**TASK PROMPT**
Return all of the entries exactly, with nothing added or left out.

**DATA SUPPLIED**

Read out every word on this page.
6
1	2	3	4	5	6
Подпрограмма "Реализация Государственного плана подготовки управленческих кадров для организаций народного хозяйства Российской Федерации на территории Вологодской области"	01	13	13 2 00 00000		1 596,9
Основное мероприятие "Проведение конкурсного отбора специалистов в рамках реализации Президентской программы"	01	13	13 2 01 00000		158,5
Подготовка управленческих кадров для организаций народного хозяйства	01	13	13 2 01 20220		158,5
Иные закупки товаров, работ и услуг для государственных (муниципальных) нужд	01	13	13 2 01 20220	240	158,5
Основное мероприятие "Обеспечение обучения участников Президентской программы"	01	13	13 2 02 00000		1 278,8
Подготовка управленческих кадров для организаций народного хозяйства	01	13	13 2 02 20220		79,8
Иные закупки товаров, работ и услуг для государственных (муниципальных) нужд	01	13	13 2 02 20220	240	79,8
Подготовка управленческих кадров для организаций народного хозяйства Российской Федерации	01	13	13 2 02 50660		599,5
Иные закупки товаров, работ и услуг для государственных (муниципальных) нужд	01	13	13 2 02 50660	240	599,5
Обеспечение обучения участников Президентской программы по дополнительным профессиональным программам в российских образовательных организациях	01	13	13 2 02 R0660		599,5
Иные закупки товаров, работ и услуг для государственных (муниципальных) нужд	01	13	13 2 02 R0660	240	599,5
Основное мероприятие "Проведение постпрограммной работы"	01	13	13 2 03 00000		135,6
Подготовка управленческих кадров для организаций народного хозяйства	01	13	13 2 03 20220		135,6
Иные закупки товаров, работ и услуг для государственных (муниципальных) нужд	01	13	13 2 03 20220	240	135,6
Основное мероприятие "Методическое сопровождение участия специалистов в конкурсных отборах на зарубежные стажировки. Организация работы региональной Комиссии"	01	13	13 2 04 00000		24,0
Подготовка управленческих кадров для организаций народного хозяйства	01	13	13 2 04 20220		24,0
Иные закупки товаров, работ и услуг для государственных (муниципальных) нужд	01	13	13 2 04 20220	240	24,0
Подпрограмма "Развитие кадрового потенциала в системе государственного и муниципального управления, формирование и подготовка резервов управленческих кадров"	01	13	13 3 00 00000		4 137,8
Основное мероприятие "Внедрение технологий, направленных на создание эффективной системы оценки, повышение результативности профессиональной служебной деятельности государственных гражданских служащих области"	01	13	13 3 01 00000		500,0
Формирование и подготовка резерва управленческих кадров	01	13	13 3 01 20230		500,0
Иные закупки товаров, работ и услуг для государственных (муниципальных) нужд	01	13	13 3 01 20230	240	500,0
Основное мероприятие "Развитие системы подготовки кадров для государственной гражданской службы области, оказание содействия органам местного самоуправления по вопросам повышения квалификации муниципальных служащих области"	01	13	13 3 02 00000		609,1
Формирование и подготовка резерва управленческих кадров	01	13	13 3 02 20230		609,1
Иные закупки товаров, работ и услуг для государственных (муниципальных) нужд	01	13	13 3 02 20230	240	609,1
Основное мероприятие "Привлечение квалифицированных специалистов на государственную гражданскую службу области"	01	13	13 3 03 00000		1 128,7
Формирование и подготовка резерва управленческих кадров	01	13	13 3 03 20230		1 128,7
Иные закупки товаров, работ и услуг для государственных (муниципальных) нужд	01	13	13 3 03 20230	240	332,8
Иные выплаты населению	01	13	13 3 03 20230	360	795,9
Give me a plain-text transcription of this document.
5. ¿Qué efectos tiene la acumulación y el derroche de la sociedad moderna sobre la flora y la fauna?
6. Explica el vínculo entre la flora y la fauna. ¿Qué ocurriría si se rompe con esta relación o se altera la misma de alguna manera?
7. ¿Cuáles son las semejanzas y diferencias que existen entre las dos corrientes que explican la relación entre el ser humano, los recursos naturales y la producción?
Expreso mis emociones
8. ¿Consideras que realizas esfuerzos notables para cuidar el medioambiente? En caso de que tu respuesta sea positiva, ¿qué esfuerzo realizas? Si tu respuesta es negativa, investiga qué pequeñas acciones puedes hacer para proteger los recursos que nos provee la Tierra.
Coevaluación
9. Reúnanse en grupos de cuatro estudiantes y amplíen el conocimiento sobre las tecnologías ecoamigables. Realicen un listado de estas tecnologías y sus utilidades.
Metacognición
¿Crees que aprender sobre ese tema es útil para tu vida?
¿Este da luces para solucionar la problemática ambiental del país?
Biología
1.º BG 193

**THE RESPONSE**
Read out every word on this page.
6
1	2	3	4	5	6
Подпрограмма "Реализация Государственного плана подготовки управленческих кадров для организаций народного хозяйства Российской Федерации на территории Вологодской области"	01	13	13 2 00 00000		1 596,9
Основное мероприятие "Проведение конкурсного отбора специалистов в рамках реализации Президентской программы"	01	13	13 2 01 00000		158,5
Подготовка управленческих кадров для организаций народного хозяйства	01	13	13 2 01 20220		158,5
Иные закупки товаров, работ и услуг для государственных (муниципальных) нужд	01	13	13 2 01 20220	240	158,5
Основное мероприятие "Обеспечение обучения участников Президентской программы"	01	13	13 2 02 00000		1 278,8
Подготовка управленческих кадров для организаций народного хозяйства	01	13	13 2 02 20220		79,8
Иные закупки товаров, работ и услуг для государственных (муниципальных) нужд	01	13	13 2 02 20220	240	79,8
Подготовка управленческих кадров для организаций народного хозяйства Российской Федерации	01	13	13 2 02 50660		599,5
Иные закупки товаров, работ и услуг для государственных (муниципальных) нужд	01	13	13 2 02 50660	240	599,5
Обеспечение обучения участников Президентской программы по дополнительным профессиональным программам в российских образовательных организациях	01	13	13 2 02 R0660		599,5
Иные закупки товаров, работ и услуг для государственных (муниципальных) нужд	01	13	13 2 02 R0660	240	599,5
Основное мероприятие "Проведение постпрограммной работы"	01	13	13 2 03 00000		135,6
Подготовка управленческих кадров для организаций народного хозяйства	01	13	13 2 03 20220		135,6
Иные закупки товаров, работ и услуг для государственных (муниципальных) нужд	01	13	13 2 03 20220	240	135,6
Основное мероприятие "Методическое сопровождение участия специалистов в конкурсных отборах на зарубежные стажировки. Организация работы региональной Комиссии"	01	13	13 2 04 00000		24,0
Подготовка управленческих кадров для организаций народного хозяйства	01	13	13 2 04 20220		24,0
Иные закупки товаров, работ и услуг для государственных (муниципальных) нужд	01	13	13 2 04 20220	240	24,0
Подпрограмма "Развитие кадрового потенциала в системе государственного и муниципального управления, формирование и подготовка резервов управленческих кадров"	01	13	13 3 00 00000		4 137,8
Основное мероприятие "Внедрение технологий, направленных на создание эффективной системы оценки, повышение результативности профессиональной служебной деятельности государственных гражданских служащих области"	01	13	13 3 01 00000		500,0
Формирование и подготовка резерва управленческих кадров	01	13	13 3 01 20230		500,0
Иные закупки товаров, работ и услуг для государственных (муниципальных) нужд	01	13	13 3 01 20230	240	500,0
Основное мероприятие "Развитие системы подготовки кадров для государственной гражданской службы области, оказание содействия органам местного самоуправления по вопросам повышения квалификации муниципальных служащих области"	01	13	13 3 02 00000		609,1
Формирование и подготовка резерва управленческих кадров	01	13	13 3 02 20230		609,1
Иные закупки товаров, работ и услуг для государственных (муниципальных) нужд	01	13	13 3 02 20230	240	609,1
Основное мероприятие "Привлечение квалифицированных специалистов на государственную гражданскую службу области"	01	13	13 3 03 00000		1 128,7
Формирование и подготовка резерва управленческих кадров	01	13	13 3 03 20230		1 128,7
Иные закупки товаров, работ и услуг для государственных (муниципальных) нужд	01	13	13 3 03 20230	240	332,8
Иные выплаты населению	01	13	13 3 03 20230	360	795,9
Give me a plain-text transcription of this document.
5. ¿Qué efectos tiene la acumulación y el derroche de la sociedad moderna sobre la flora y la fauna?
6. Explica el vínculo entre la flora y la fauna. ¿Qué ocurriría si se rompe con esta relación o se altera la misma de alguna manera?
7. ¿Cuáles son las semejanzas y diferencias que existen entre las dos corrientes que explican la relación entre el ser humano, los recursos naturales y la producción?
Expreso mis emociones
8. ¿Consideras que realizas esfuerzos notables para cuidar el medioambiente? En caso de que tu respuesta sea positiva, ¿qué esfuerzo realizas? Si tu respuesta es negativa, investiga qué pequeñas acciones puedes hacer para proteger los recursos que nos provee la Tierra.
Coevaluación
9. Reúnanse en grupos de cuatro estudiantes y amplíen el conocimiento sobre las tecnologías ecoamigables. Realicen un listado de estas tecnologías y sus utilidades.
Metacognición
¿Crees que aprender sobre ese tema es útil para tu vida?
¿Este da luces para solucionar la problemática ambiental del país?
Biología
1.º BG 193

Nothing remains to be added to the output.